### Short exercise
Return every line of the data below that includes the string "riqueza".

### Input for this task
<<<<

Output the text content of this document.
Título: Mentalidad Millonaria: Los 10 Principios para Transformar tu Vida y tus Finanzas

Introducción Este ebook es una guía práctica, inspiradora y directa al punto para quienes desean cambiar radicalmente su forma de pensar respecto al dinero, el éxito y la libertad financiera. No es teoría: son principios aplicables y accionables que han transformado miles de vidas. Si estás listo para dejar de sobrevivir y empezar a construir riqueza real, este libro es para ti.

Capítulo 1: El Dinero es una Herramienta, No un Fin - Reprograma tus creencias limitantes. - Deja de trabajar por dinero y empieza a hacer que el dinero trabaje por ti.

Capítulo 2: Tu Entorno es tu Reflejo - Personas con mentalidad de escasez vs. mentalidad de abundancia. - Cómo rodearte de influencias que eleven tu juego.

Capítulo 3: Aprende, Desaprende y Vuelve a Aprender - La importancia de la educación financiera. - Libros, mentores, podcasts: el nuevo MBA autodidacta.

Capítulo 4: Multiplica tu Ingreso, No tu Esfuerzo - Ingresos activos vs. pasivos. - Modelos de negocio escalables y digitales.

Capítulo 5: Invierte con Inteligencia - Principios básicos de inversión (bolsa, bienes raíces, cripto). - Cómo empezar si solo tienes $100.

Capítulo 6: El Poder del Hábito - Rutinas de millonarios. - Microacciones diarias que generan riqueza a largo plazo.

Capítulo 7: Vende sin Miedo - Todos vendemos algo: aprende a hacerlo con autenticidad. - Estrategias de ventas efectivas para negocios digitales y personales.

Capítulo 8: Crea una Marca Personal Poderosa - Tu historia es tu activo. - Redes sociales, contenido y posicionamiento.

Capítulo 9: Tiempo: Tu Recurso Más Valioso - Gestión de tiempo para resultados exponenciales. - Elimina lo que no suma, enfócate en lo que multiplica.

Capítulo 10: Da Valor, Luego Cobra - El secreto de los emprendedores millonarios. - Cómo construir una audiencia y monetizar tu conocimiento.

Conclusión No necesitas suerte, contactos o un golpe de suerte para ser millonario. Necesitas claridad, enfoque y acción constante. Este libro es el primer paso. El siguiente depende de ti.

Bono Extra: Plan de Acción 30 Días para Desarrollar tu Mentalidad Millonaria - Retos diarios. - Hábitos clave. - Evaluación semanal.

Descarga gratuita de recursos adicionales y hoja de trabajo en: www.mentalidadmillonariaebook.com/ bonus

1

>>>>
<<<<

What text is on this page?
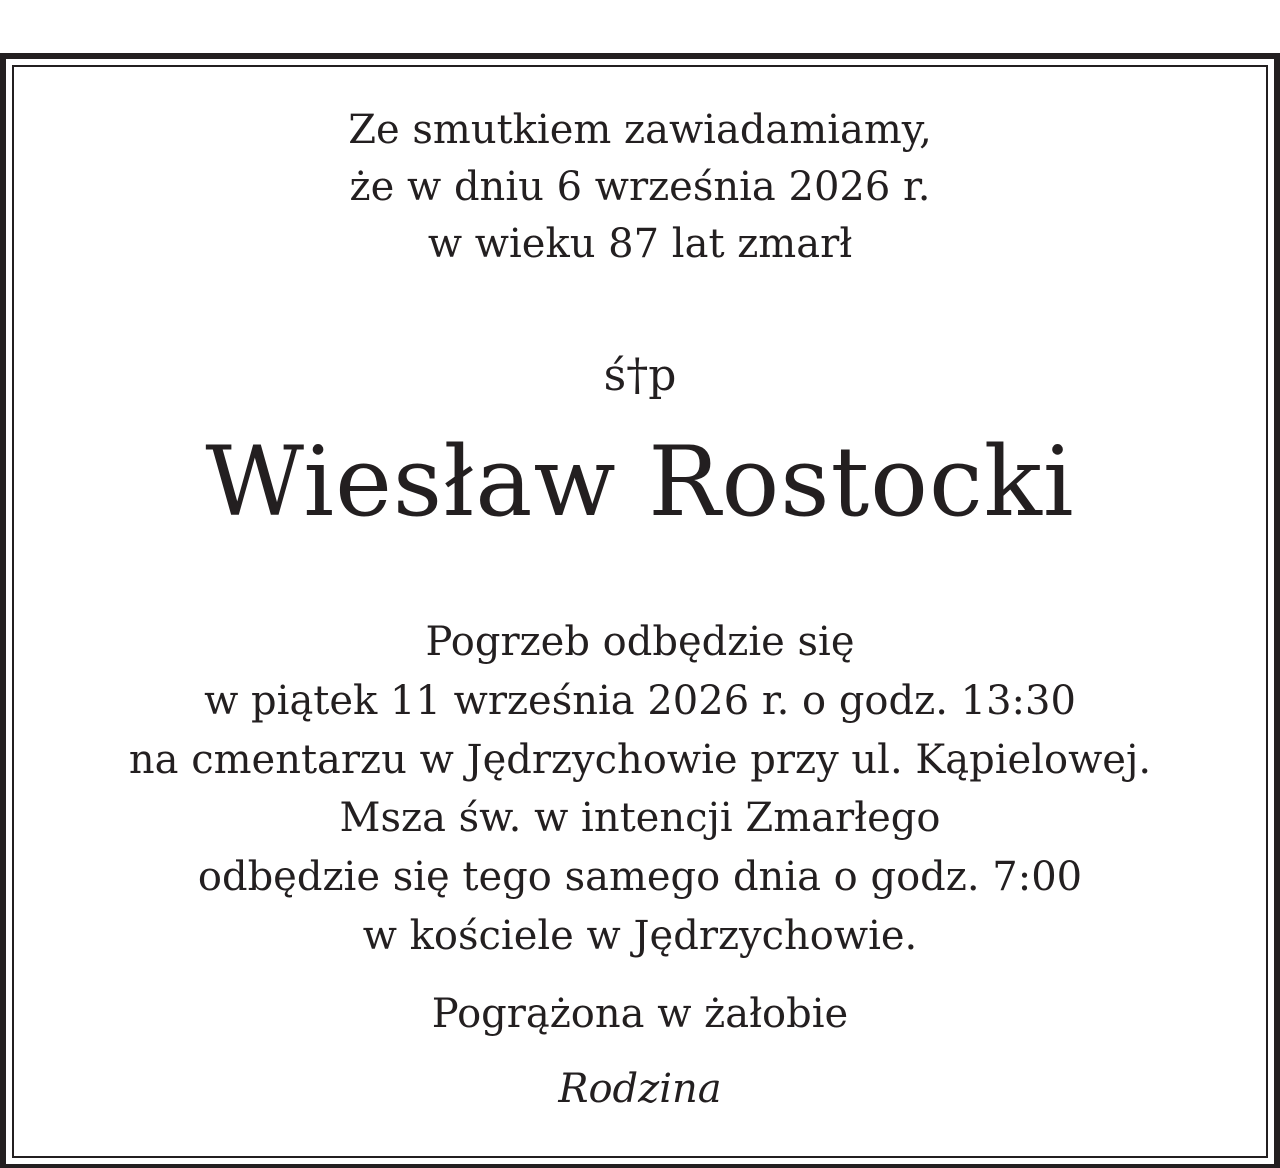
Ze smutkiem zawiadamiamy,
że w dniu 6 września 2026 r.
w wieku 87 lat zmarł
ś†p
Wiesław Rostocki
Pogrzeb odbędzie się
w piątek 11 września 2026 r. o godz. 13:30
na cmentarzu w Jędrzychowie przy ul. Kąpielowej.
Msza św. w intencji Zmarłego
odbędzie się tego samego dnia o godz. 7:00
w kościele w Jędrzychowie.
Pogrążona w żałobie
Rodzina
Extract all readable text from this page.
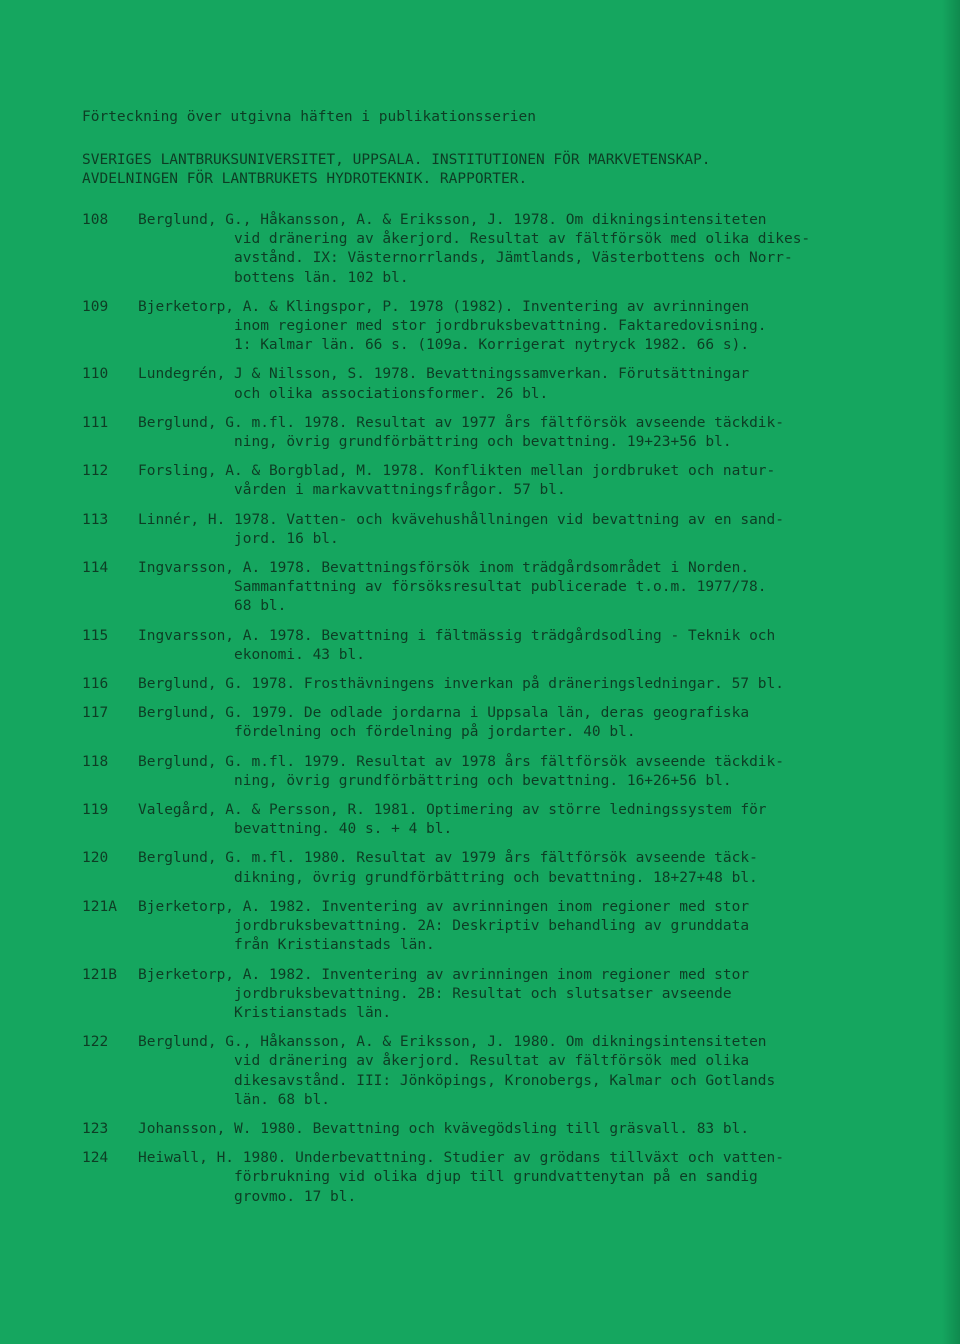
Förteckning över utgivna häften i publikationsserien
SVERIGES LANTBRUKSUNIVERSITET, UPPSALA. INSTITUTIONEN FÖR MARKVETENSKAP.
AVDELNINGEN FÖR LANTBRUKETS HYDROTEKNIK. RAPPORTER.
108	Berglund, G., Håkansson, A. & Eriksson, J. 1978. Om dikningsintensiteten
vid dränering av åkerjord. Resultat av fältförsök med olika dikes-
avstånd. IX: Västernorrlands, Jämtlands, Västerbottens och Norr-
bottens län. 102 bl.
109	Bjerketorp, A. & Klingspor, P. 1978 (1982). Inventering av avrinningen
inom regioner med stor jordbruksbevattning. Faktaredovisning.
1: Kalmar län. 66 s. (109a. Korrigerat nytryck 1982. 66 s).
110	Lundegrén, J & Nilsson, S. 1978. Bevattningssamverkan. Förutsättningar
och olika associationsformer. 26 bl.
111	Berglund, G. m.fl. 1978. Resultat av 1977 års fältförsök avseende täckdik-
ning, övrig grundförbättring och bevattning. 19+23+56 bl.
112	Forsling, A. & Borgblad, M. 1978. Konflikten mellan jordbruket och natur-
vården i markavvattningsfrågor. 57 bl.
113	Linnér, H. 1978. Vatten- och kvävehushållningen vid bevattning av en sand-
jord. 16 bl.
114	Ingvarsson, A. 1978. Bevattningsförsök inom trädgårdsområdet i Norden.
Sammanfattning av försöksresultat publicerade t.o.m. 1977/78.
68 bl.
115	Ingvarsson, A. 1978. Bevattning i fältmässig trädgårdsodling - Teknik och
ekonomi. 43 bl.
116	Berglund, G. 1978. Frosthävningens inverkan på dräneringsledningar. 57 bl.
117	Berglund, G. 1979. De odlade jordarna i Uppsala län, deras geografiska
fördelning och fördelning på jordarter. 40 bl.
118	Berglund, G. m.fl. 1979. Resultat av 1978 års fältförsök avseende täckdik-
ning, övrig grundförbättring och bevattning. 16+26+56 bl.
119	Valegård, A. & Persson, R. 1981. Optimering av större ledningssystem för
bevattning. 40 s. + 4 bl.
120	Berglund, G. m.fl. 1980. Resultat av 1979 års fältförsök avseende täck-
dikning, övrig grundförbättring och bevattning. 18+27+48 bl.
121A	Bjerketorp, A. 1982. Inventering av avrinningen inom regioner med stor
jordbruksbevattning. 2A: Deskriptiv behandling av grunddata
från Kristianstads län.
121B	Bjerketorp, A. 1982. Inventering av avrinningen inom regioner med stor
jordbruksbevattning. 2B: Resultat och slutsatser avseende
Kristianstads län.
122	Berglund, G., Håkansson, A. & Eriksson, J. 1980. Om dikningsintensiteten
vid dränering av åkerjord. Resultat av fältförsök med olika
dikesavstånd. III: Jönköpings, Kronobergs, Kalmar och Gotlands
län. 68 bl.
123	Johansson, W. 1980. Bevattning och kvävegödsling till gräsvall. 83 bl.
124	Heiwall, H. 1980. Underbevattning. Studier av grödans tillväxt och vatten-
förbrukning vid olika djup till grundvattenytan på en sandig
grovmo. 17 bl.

>>>>
<<<<

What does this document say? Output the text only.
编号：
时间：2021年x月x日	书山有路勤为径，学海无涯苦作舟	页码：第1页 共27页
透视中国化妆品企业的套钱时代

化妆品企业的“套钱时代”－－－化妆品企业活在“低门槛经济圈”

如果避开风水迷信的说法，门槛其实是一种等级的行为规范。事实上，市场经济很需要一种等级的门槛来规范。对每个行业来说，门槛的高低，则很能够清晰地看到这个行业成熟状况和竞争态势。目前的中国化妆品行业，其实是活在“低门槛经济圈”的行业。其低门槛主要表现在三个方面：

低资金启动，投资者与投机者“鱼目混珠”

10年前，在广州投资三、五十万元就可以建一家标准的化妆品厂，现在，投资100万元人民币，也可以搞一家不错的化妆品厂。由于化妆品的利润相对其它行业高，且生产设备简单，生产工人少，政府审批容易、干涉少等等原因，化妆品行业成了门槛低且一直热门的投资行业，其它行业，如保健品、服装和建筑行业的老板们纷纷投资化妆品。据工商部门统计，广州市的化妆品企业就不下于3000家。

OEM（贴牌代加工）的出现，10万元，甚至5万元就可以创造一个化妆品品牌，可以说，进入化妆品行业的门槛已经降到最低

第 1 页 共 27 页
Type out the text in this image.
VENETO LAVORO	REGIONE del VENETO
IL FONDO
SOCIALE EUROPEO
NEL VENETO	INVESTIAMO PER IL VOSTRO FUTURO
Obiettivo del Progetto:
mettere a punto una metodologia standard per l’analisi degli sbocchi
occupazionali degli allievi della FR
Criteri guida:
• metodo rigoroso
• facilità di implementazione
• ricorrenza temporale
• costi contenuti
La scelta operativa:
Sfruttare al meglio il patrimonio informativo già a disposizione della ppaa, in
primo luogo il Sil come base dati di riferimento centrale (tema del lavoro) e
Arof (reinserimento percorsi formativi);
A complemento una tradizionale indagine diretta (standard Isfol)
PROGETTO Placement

>>>>

### Exercise response
Introducción Este ebook es una guía práctica, inspiradora y directa al punto para quienes desean cambiar radicalmente su forma de pensar respecto al dinero, el éxito y la libertad financiera. No es teoría: son principios aplicables y accionables que han transformado miles de vidas. Si estás listo para dejar de sobrevivir y empezar a construir riqueza real, este libro es para ti.
Capítulo 6: El Poder del Hábito - Rutinas de millonarios. - Microacciones diarias que generan riqueza a largo plazo.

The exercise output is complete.